* **WHAT TO WORK ON**
Select the lines that contain "style" and copy each of them.
......
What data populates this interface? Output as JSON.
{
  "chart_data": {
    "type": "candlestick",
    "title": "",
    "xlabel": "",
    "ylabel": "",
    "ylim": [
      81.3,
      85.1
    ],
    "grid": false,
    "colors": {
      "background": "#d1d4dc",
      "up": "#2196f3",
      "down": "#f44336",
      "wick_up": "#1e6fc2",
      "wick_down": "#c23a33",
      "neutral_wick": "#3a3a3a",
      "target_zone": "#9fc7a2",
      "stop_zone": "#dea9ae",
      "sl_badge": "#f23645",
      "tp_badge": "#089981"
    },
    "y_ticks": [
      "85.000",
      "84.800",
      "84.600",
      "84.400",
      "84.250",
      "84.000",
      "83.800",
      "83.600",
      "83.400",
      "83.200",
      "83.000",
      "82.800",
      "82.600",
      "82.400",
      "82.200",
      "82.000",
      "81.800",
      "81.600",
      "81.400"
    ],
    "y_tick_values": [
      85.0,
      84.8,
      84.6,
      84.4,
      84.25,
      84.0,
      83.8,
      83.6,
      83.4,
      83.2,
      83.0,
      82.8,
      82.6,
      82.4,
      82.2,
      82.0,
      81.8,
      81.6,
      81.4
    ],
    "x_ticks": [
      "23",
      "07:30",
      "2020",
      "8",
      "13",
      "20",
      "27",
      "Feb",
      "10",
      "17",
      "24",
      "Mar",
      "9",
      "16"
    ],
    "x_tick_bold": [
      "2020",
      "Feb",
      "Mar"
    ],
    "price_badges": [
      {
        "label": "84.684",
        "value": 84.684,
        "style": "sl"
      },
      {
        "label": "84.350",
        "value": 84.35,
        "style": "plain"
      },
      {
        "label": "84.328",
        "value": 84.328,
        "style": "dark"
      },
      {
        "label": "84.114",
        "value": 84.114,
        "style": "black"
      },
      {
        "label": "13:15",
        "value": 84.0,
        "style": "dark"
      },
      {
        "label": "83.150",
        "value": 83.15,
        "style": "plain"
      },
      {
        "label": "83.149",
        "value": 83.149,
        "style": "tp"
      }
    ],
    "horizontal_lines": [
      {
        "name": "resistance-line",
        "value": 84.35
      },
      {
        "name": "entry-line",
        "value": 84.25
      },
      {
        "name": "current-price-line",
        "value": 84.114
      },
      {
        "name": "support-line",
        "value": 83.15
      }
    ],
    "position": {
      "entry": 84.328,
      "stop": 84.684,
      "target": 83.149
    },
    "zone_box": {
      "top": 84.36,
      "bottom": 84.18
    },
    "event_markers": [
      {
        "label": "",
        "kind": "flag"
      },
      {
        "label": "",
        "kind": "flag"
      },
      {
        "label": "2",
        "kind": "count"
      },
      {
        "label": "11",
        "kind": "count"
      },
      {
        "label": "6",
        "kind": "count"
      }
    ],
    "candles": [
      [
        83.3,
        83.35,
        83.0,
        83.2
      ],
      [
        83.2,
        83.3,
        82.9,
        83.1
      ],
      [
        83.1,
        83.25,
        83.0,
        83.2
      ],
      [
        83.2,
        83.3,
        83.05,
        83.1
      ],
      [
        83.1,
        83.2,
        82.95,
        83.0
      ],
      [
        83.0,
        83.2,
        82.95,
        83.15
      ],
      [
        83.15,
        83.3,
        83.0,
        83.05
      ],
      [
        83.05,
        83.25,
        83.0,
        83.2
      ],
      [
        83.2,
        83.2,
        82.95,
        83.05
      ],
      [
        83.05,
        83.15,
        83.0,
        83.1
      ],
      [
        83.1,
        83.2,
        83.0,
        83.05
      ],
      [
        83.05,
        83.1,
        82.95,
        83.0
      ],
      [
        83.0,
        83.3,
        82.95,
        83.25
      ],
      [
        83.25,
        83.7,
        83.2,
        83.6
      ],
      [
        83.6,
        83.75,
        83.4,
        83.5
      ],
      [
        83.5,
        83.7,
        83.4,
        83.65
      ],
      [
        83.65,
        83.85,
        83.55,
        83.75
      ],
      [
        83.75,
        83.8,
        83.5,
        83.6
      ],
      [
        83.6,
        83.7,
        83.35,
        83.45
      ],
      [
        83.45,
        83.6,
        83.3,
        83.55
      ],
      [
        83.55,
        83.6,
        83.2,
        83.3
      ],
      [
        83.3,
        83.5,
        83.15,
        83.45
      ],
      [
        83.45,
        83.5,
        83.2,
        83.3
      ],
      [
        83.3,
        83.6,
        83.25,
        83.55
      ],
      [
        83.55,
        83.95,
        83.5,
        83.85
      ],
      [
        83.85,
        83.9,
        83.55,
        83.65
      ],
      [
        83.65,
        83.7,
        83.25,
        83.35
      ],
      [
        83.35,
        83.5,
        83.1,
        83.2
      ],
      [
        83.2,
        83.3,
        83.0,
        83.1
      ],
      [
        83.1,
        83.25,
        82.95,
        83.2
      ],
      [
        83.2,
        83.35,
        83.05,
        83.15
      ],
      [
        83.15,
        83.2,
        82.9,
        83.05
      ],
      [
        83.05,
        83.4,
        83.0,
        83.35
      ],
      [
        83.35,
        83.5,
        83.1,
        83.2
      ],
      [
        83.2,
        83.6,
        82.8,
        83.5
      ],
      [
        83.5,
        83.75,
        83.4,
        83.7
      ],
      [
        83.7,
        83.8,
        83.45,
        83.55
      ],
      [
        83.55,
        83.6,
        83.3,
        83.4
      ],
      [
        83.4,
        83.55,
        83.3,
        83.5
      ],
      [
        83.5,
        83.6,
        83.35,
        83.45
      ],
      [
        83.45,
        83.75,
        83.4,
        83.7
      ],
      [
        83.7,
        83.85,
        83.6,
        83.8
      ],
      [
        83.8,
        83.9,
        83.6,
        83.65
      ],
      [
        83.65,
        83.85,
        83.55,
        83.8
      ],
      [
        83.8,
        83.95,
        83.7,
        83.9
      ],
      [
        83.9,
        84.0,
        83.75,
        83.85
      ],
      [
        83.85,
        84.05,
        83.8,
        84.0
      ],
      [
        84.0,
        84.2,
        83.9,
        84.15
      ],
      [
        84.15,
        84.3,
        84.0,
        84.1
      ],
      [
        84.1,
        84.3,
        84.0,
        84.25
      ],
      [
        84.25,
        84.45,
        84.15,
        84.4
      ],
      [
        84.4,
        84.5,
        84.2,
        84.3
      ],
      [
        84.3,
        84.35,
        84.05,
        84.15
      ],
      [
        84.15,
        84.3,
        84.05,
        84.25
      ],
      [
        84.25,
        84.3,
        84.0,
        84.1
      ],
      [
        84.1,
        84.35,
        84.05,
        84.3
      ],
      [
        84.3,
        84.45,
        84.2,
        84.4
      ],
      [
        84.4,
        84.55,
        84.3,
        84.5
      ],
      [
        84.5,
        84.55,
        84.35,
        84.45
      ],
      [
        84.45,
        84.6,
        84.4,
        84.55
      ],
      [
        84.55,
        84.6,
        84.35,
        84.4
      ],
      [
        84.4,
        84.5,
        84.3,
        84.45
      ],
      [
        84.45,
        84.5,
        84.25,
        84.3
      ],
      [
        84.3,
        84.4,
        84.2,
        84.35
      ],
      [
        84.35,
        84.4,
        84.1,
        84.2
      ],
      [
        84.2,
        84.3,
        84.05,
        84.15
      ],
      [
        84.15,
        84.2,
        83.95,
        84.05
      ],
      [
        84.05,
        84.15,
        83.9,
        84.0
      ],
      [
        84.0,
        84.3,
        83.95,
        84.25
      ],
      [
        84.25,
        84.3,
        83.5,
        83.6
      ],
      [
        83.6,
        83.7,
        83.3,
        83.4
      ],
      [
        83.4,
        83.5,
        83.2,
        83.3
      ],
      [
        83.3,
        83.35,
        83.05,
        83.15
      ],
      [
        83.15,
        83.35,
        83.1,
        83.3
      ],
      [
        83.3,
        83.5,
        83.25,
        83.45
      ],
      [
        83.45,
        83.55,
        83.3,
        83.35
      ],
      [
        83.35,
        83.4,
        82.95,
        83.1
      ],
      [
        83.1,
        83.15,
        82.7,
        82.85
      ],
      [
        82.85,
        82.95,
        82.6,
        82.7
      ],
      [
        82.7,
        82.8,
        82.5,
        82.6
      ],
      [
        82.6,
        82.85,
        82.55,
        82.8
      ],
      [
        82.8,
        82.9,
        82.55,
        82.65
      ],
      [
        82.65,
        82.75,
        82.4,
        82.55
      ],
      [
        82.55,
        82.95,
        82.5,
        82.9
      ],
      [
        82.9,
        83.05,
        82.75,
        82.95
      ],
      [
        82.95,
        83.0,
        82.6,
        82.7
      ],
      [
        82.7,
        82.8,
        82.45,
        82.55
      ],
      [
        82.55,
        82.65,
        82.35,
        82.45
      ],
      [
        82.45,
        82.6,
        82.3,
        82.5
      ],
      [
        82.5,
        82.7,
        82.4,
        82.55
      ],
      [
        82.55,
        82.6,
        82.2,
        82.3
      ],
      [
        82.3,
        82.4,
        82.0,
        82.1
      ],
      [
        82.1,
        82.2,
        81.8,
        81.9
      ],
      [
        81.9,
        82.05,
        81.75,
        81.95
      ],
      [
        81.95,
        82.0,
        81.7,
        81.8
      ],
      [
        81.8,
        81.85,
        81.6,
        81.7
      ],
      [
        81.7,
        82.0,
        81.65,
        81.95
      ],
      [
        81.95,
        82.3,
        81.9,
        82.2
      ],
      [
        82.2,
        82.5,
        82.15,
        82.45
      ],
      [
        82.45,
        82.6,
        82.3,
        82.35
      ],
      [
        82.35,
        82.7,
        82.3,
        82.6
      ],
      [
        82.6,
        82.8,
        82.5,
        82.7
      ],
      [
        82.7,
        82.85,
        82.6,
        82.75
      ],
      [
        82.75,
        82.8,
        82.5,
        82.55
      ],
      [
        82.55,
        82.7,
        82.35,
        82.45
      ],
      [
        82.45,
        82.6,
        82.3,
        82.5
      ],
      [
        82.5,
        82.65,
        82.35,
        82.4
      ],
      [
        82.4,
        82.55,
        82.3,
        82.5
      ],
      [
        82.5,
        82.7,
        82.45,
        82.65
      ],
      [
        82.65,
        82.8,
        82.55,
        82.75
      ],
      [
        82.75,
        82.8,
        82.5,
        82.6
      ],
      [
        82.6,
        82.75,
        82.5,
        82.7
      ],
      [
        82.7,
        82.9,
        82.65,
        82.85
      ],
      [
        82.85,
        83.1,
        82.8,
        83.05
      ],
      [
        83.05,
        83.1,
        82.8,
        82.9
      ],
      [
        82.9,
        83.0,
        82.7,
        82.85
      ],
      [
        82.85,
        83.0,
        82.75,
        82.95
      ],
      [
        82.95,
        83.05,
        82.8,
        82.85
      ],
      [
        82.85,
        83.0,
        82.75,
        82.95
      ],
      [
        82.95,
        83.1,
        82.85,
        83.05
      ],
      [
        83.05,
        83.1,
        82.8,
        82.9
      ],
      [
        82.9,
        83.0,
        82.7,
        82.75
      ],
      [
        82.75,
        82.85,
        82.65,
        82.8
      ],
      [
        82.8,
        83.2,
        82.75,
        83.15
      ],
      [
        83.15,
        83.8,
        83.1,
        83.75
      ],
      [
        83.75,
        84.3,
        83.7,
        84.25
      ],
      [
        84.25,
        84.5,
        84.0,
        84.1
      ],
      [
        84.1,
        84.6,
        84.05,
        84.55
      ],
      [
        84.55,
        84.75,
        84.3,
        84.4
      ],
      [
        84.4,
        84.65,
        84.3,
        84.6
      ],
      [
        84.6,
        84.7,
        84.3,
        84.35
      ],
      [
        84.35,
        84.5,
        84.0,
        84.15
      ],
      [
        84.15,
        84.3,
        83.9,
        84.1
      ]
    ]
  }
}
......
* **ANSWER IN FULL**
        "style": "sl"
        "style": "plain"
        "style": "dark"
        "style": "black"
        "style": "dark"
        "style": "plain"
        "style": "tp"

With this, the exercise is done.